◆ EXERCISE OBJECTIVE ◆
Transcribe all of the material below line for line, changing nothing.
** start of ENTRIES PROVIDED **
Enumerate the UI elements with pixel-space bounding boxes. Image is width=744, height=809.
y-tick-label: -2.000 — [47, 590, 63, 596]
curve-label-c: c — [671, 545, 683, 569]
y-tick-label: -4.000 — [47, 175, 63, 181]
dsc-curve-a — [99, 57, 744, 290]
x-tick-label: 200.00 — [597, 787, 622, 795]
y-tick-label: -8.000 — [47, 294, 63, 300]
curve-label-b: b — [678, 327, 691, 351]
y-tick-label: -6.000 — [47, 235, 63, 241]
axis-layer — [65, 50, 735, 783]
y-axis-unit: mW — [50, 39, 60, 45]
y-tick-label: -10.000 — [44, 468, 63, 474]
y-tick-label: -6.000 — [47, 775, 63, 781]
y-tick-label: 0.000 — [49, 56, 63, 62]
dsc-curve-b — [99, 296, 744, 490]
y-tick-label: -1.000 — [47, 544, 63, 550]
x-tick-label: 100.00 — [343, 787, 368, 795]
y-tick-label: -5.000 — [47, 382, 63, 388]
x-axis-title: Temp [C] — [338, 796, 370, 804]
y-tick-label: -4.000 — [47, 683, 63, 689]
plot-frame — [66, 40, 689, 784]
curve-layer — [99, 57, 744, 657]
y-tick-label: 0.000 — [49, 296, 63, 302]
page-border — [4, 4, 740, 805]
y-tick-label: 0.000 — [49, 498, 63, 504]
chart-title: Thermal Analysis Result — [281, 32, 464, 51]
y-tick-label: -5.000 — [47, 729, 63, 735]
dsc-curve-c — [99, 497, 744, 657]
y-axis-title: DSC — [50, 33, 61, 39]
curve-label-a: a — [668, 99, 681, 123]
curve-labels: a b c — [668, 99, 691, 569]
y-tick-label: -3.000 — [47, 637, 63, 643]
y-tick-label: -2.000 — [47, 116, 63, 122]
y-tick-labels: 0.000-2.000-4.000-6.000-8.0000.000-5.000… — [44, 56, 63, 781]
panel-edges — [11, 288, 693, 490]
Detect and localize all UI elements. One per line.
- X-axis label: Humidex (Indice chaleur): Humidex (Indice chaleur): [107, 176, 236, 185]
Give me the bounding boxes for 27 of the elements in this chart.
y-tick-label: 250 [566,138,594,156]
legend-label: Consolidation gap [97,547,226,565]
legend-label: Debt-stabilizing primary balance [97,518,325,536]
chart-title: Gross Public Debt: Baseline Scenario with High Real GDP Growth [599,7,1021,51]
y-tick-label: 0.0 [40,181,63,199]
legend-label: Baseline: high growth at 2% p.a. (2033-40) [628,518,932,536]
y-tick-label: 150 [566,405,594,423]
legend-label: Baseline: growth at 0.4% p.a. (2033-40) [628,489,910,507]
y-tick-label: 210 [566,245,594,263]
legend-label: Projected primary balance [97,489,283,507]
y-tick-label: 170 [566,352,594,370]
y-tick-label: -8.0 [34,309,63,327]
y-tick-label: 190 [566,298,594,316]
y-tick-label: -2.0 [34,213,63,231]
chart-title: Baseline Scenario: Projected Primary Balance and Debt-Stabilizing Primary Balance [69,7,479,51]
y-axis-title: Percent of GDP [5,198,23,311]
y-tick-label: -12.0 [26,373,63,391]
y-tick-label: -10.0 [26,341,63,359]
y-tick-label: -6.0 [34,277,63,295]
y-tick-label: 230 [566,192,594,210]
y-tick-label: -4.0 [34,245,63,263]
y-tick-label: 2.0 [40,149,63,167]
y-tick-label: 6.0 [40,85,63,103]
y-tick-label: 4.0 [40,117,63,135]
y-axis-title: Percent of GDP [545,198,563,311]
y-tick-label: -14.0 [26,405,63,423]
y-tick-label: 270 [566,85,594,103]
** end of ENTRIES PROVIDED **
◆ TASK RESULT ◆
Enumerate the UI elements with pixel-space bounding boxes. Image is width=744, height=809.
y-tick-label: -2.000 — [47, 590, 63, 596]
curve-label-c: c — [671, 545, 683, 569]
y-tick-label: -4.000 — [47, 175, 63, 181]
dsc-curve-a — [99, 57, 744, 290]
x-tick-label: 200.00 — [597, 787, 622, 795]
y-tick-label: -8.000 — [47, 294, 63, 300]
curve-label-b: b — [678, 327, 691, 351]
y-tick-label: -6.000 — [47, 235, 63, 241]
axis-layer — [65, 50, 735, 783]
y-axis-unit: mW — [50, 39, 60, 45]
y-tick-label: -10.000 — [44, 468, 63, 474]
y-tick-label: -6.000 — [47, 775, 63, 781]
y-tick-label: 0.000 — [49, 56, 63, 62]
dsc-curve-b — [99, 296, 744, 490]
y-tick-label: -1.000 — [47, 544, 63, 550]
x-tick-label: 100.00 — [343, 787, 368, 795]
y-tick-label: -5.000 — [47, 382, 63, 388]
x-axis-title: Temp [C] — [338, 796, 370, 804]
y-tick-label: -4.000 — [47, 683, 63, 689]
plot-frame — [66, 40, 689, 784]
curve-layer — [99, 57, 744, 657]
y-tick-label: 0.000 — [49, 296, 63, 302]
page-border — [4, 4, 740, 805]
y-tick-label: 0.000 — [49, 498, 63, 504]
chart-title: Thermal Analysis Result — [281, 32, 464, 51]
y-tick-label: -5.000 — [47, 729, 63, 735]
dsc-curve-c — [99, 497, 744, 657]
y-axis-title: DSC — [50, 33, 61, 39]
curve-label-a: a — [668, 99, 681, 123]
curve-labels: a b c — [668, 99, 691, 569]
y-tick-label: -3.000 — [47, 637, 63, 643]
y-tick-label: -2.000 — [47, 116, 63, 122]
y-tick-labels: 0.000-2.000-4.000-6.000-8.0000.000-5.000… — [44, 56, 63, 781]
panel-edges — [11, 288, 693, 490]
Detect and localize all UI elements. One per line.
- X-axis label: Humidex (Indice chaleur): Humidex (Indice chaleur): [107, 176, 236, 185]
Give me the bounding boxes for 27 of the elements in this chart.
y-tick-label: 250 [566,138,594,156]
legend-label: Consolidation gap [97,547,226,565]
legend-label: Debt-stabilizing primary balance [97,518,325,536]
chart-title: Gross Public Debt: Baseline Scenario with High Real GDP Growth [599,7,1021,51]
y-tick-label: 0.0 [40,181,63,199]
legend-label: Baseline: high growth at 2% p.a. (2033-40) [628,518,932,536]
y-tick-label: 150 [566,405,594,423]
legend-label: Baseline: growth at 0.4% p.a. (2033-40) [628,489,910,507]
y-tick-label: 210 [566,245,594,263]
legend-label: Projected primary balance [97,489,283,507]
y-tick-label: 170 [566,352,594,370]
y-tick-label: -8.0 [34,309,63,327]
y-tick-label: 190 [566,298,594,316]
y-tick-label: -2.0 [34,213,63,231]
chart-title: Baseline Scenario: Projected Primary Balance and Debt-Stabilizing Primary Balance [69,7,479,51]
y-axis-title: Percent of GDP [5,198,23,311]
y-tick-label: -12.0 [26,373,63,391]
y-tick-label: -10.0 [26,341,63,359]
y-tick-label: -6.0 [34,277,63,295]
y-tick-label: 230 [566,192,594,210]
y-tick-label: -4.0 [34,245,63,263]
y-tick-label: 2.0 [40,149,63,167]
y-tick-label: 6.0 [40,85,63,103]
y-tick-label: 4.0 [40,117,63,135]
y-axis-title: Percent of GDP [545,198,563,311]
y-tick-label: -14.0 [26,405,63,423]
y-tick-label: 270 [566,85,594,103]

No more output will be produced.